(Written request): Type out all the records word for word. Any pictures are to be left out.

(Material provided):
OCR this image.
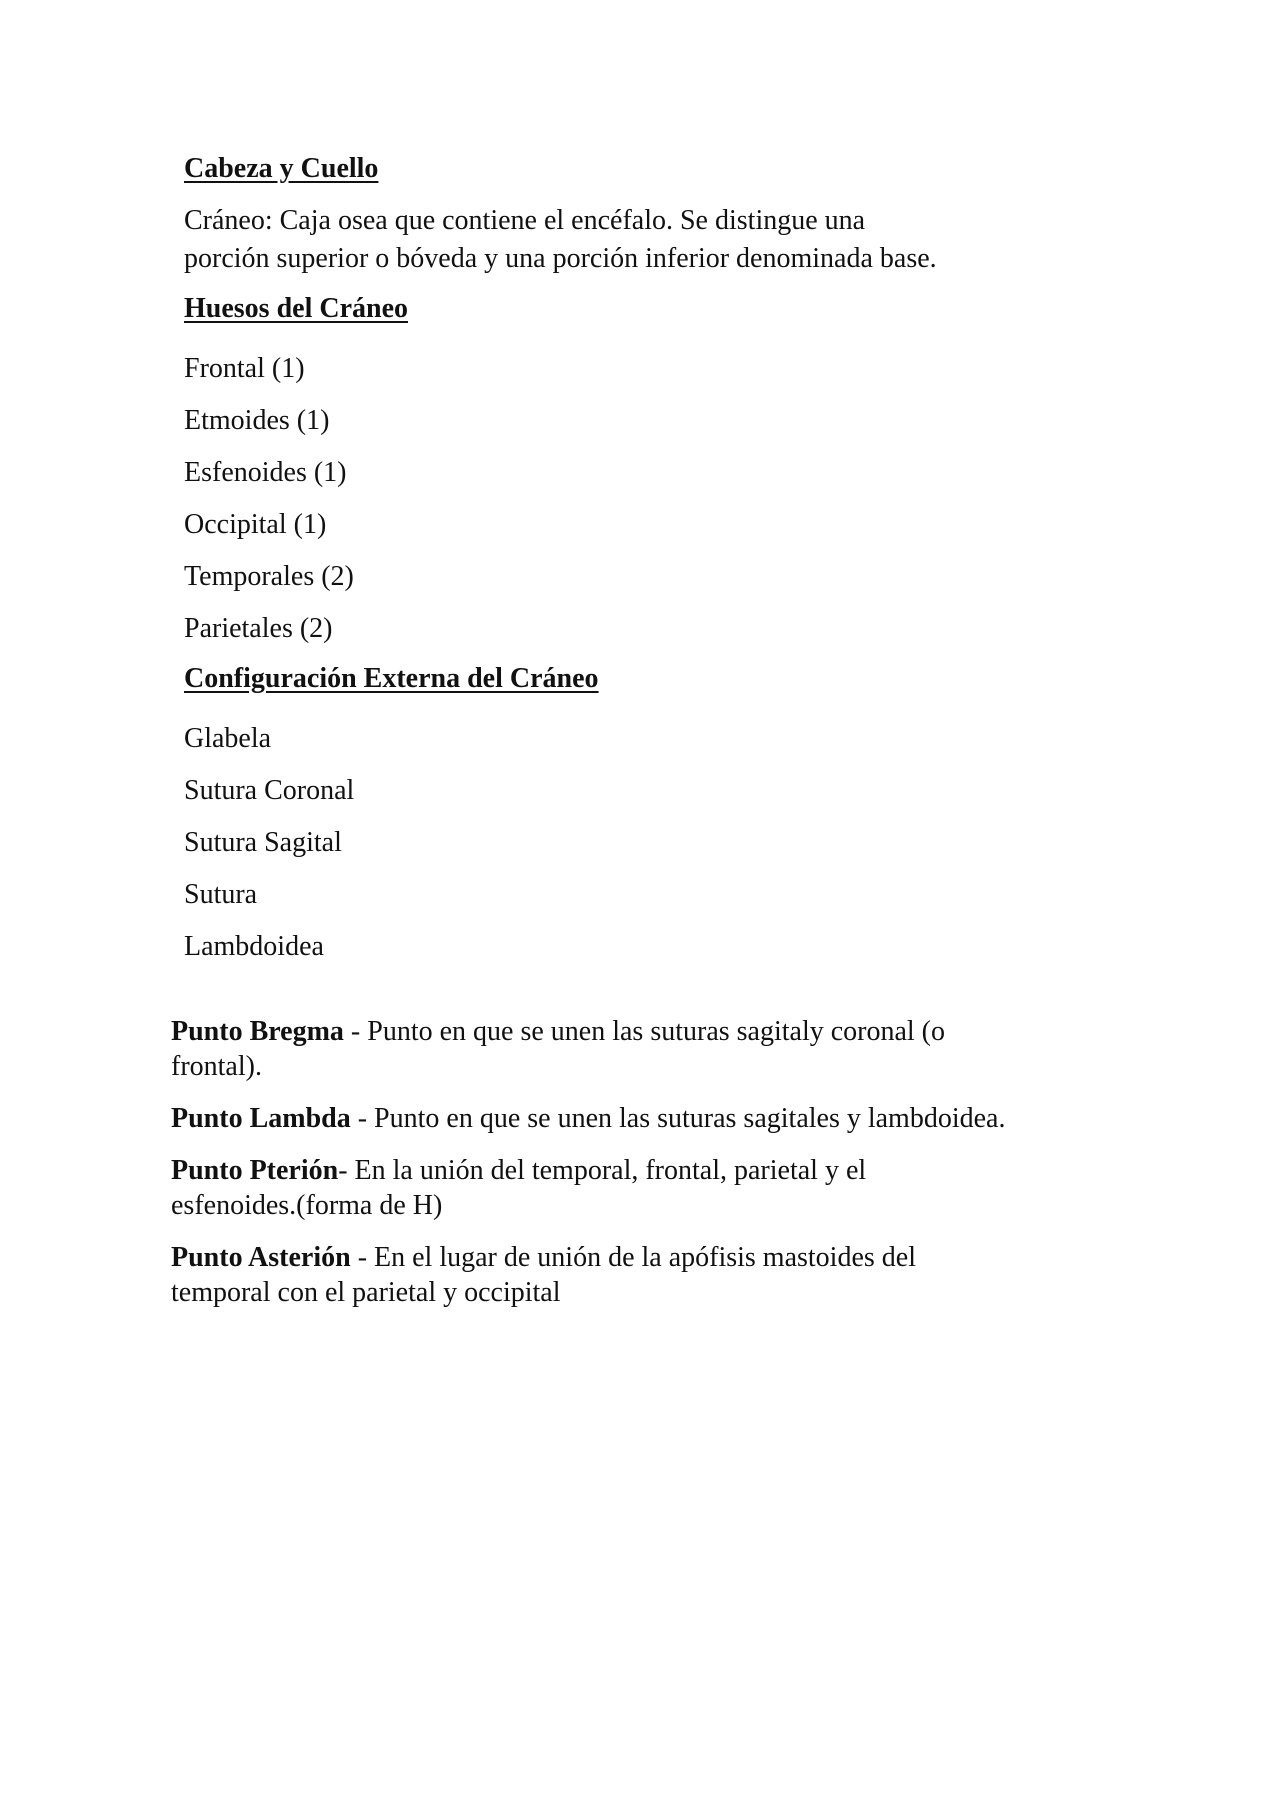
Cabeza y Cuello

Cráneo: Caja osea que contiene el encéfalo. Se distingue una
porción superior o bóveda y una porción inferior denominada base.

Huesos del Cráneo

Frontal (1)

Etmoides (1)

Esfenoides (1)

Occipital (1)

Temporales (2)

Parietales (2)

Configuración Externa del Cráneo

Glabela

Sutura Coronal

Sutura Sagital

Sutura

Lambdoidea

Punto Bregma - Punto en que se unen las suturas sagitaly coronal (o
frontal).

Punto Lambda - Punto en que se unen las suturas sagitales y lambdoidea.

Punto Pterión- En la unión del temporal, frontal, parietal y el
esfenoides.(forma de H)

Punto Asterión - En el lugar de unión de la apófisis mastoides del
temporal con el parietal y occipital
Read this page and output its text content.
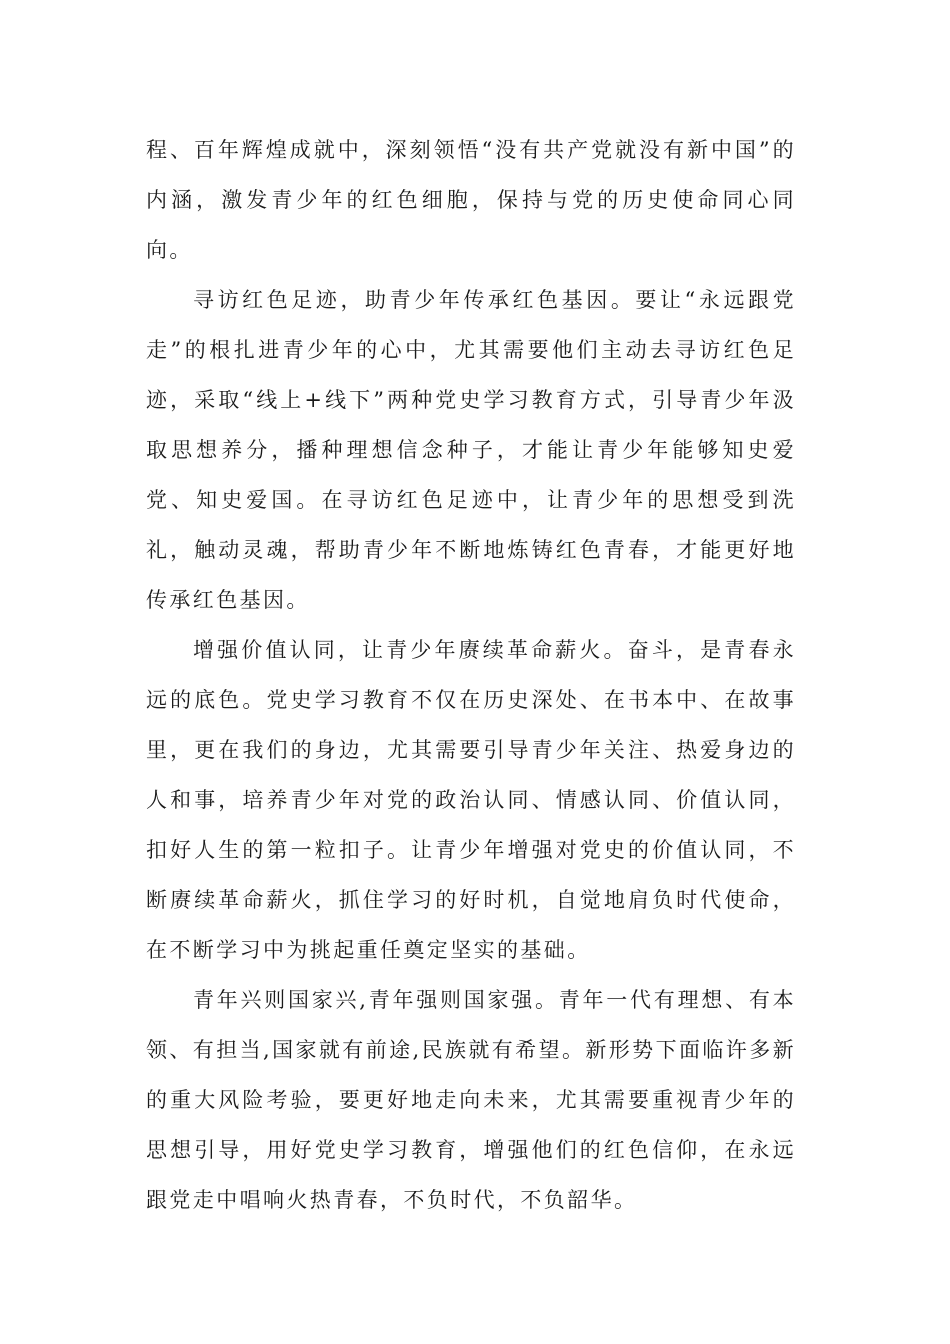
程、百年辉煌成就中，深刻领悟“没有共产党就没有新中国”的内涵，激发青少年的红色细胞，保持与党的历史使命同心同向。

寻访红色足迹，助青少年传承红色基因。要让“永远跟党走”的根扎进青少年的心中，尤其需要他们主动去寻访红色足迹，采取“线上+线下”两种党史学习教育方式，引导青少年汲取思想养分，播种理想信念种子，才能让青少年能够知史爱党、知史爱国。在寻访红色足迹中，让青少年的思想受到洗礼，触动灵魂，帮助青少年不断地炼铸红色青春，才能更好地传承红色基因。

增强价值认同，让青少年赓续革命薪火。奋斗，是青春永远的底色。党史学习教育不仅在历史深处、在书本中、在故事里，更在我们的身边，尤其需要引导青少年关注、热爱身边的人和事，培养青少年对党的政治认同、情感认同、价值认同，扣好人生的第一粒扣子。让青少年增强对党史的价值认同，不断赓续革命薪火，抓住学习的好时机，自觉地肩负时代使命，在不断学习中为挑起重任奠定坚实的基础。

青年兴则国家兴,青年强则国家强。青年一代有理想、有本领、有担当,国家就有前途,民族就有希望。新形势下面临许多新的重大风险考验，要更好地走向未来，尤其需要重视青少年的思想引导，用好党史学习教育，增强他们的红色信仰，在永远跟党走中唱响火热青春，不负时代，不负韶华。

(Solution below):
OCR this image.
Cabeza y Cuello

Cráneo: Caja osea que contiene el encéfalo. Se distingue una
porción superior o bóveda y una porción inferior denominada base.

Huesos del Cráneo

Frontal (1)

Etmoides (1)

Esfenoides (1)

Occipital (1)

Temporales (2)

Parietales (2)

Configuración Externa del Cráneo

Glabela

Sutura Coronal

Sutura Sagital

Sutura

Lambdoidea

Punto Bregma - Punto en que se unen las suturas sagitaly coronal (o
frontal).

Punto Lambda - Punto en que se unen las suturas sagitales y lambdoidea.

Punto Pterión- En la unión del temporal, frontal, parietal y el
esfenoides.(forma de H)

Punto Asterión - En el lugar de unión de la apófisis mastoides del
temporal con el parietal y occipital
Read this page and output its text content.
程、百年辉煌成就中，深刻领悟“没有共产党就没有新中国”的内涵，激发青少年的红色细胞，保持与党的历史使命同心同向。

寻访红色足迹，助青少年传承红色基因。要让“永远跟党走”的根扎进青少年的心中，尤其需要他们主动去寻访红色足迹，采取“线上+线下”两种党史学习教育方式，引导青少年汲取思想养分，播种理想信念种子，才能让青少年能够知史爱党、知史爱国。在寻访红色足迹中，让青少年的思想受到洗礼，触动灵魂，帮助青少年不断地炼铸红色青春，才能更好地传承红色基因。

增强价值认同，让青少年赓续革命薪火。奋斗，是青春永远的底色。党史学习教育不仅在历史深处、在书本中、在故事里，更在我们的身边，尤其需要引导青少年关注、热爱身边的人和事，培养青少年对党的政治认同、情感认同、价值认同，扣好人生的第一粒扣子。让青少年增强对党史的价值认同，不断赓续革命薪火，抓住学习的好时机，自觉地肩负时代使命，在不断学习中为挑起重任奠定坚实的基础。

青年兴则国家兴,青年强则国家强。青年一代有理想、有本领、有担当,国家就有前途,民族就有希望。新形势下面临许多新的重大风险考验，要更好地走向未来，尤其需要重视青少年的思想引导，用好党史学习教育，增强他们的红色信仰，在永远跟党走中唱响火热青春，不负时代，不负韶华。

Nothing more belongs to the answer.